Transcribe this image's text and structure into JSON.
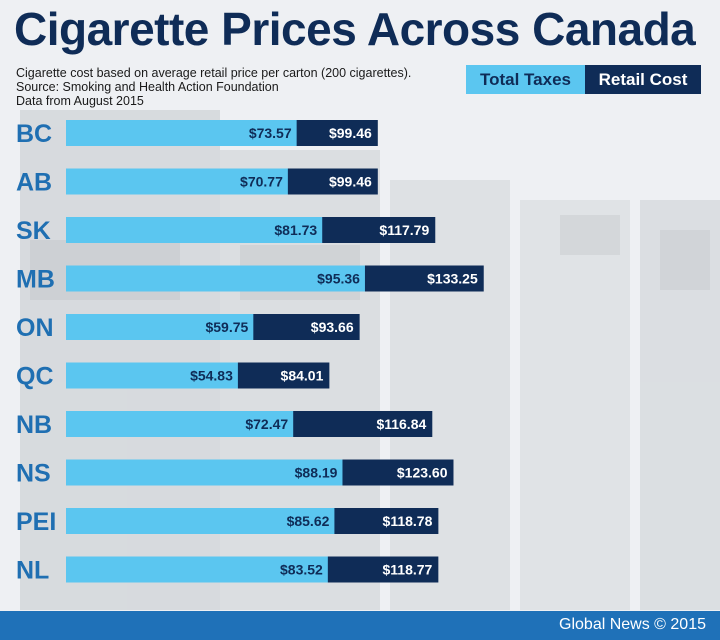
{
  "title": "Cigarette Prices Across Canada",
  "subtitle_lines": [
    "Cigarette cost based on average retail price per carton (200 cigarettes).",
    "Source: Smoking and Health Action Foundation",
    "Data from August 2015"
  ],
  "legend": {
    "taxes": "Total Taxes",
    "retail": "Retail Cost"
  },
  "footer": "Global News © 2015",
  "colors": {
    "taxes": "#5bc6f0",
    "retail": "#0f2c57",
    "province_label": "#1f6fb2",
    "footer": "#1f71b8"
  },
  "chart_data": {
    "type": "bar",
    "orientation": "horizontal",
    "categories": [
      "BC",
      "AB",
      "SK",
      "MB",
      "ON",
      "QC",
      "NB",
      "NS",
      "PEI",
      "NL"
    ],
    "series": [
      {
        "name": "Total Taxes",
        "values": [
          73.57,
          70.77,
          81.73,
          95.36,
          59.75,
          54.83,
          72.47,
          88.19,
          85.62,
          83.52
        ]
      },
      {
        "name": "Retail Cost",
        "values": [
          99.46,
          99.46,
          117.79,
          133.25,
          93.66,
          84.01,
          116.84,
          123.6,
          118.78,
          118.77
        ]
      }
    ],
    "value_labels": {
      "Total Taxes": [
        "$73.57",
        "$70.77",
        "$81.73",
        "$95.36",
        "$59.75",
        "$54.83",
        "$72.47",
        "$88.19",
        "$85.62",
        "$83.52"
      ],
      "Retail Cost": [
        "$99.46",
        "$99.46",
        "$117.79",
        "$133.25",
        "$93.66",
        "$84.01",
        "$116.84",
        "$123.60",
        "$118.78",
        "$118.77"
      ]
    },
    "xlim": [
      0,
      140
    ],
    "grid": false,
    "legend_position": "top-right"
  }
}
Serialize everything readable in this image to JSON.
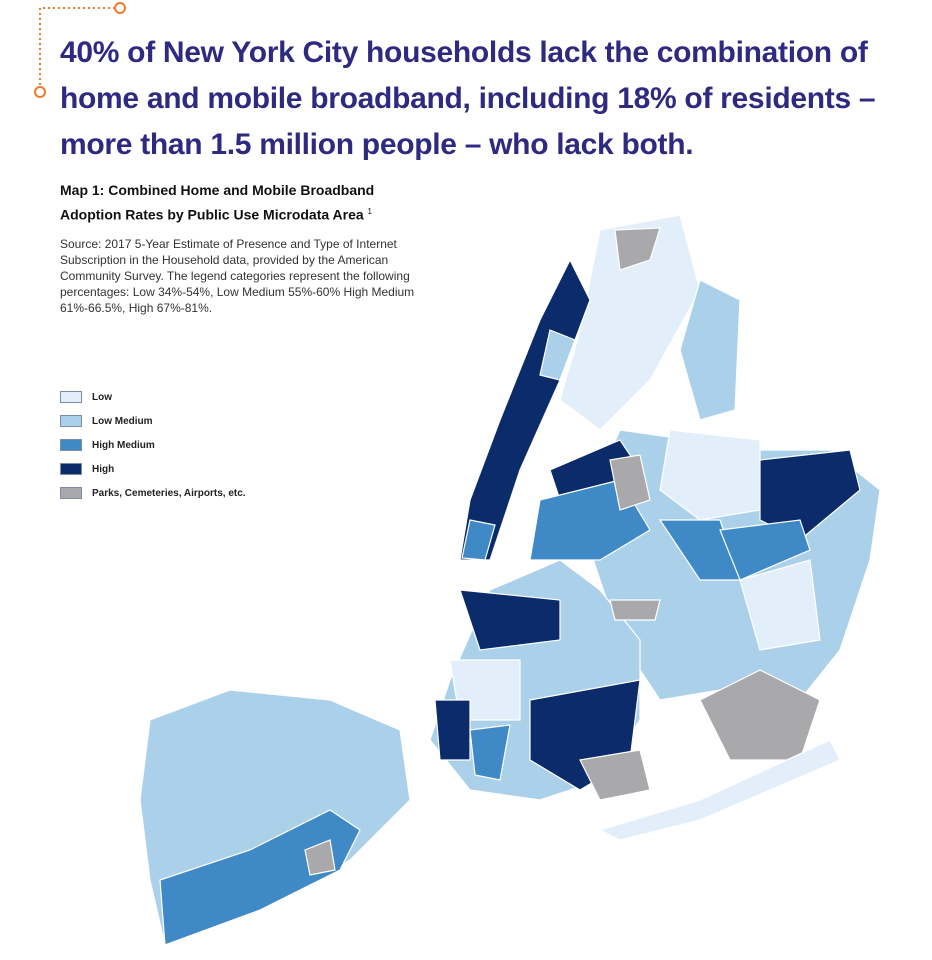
{
  "headline": [
    "40% of New York City households lack the combination of",
    "home and mobile broadband, including 18% of residents –",
    "more than 1.5 million people – who lack both."
  ],
  "map": {
    "title": "Map 1: Combined Home and Mobile Broadband Adoption Rates by Public Use Microdata Area",
    "footnote_mark": "1",
    "source": "Source: 2017 5-Year Estimate of Presence and Type of Internet Subscription in the Household data, provided by the American Community Survey. The legend categories represent the following percentages: Low 34%-54%, Low Medium 55%-60% High Medium 61%-66.5%, High 67%-81%.",
    "legend": [
      {
        "label": "Low",
        "color": "#e2effa"
      },
      {
        "label": "Low Medium",
        "color": "#abd0ea"
      },
      {
        "label": "High Medium",
        "color": "#3f8ac6"
      },
      {
        "label": "High",
        "color": "#0b2b6b"
      },
      {
        "label": "Parks, Cemeteries, Airports, etc.",
        "color": "#a9a9ab"
      }
    ]
  }
}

Direction:
Go through the data and gather every line that holds "High".

The solution:
    "source": "Source: 2017 5-Year Estimate of Presence and Type of Internet Subscription in the Household data, provided by the American Community Survey. The legend categories represent the following percentages: Low 34%-54%, Low Medium 55%-60% High Medium 61%-66.5%, High 67%-81%.",
        "label": "High Medium",
        "label": "High",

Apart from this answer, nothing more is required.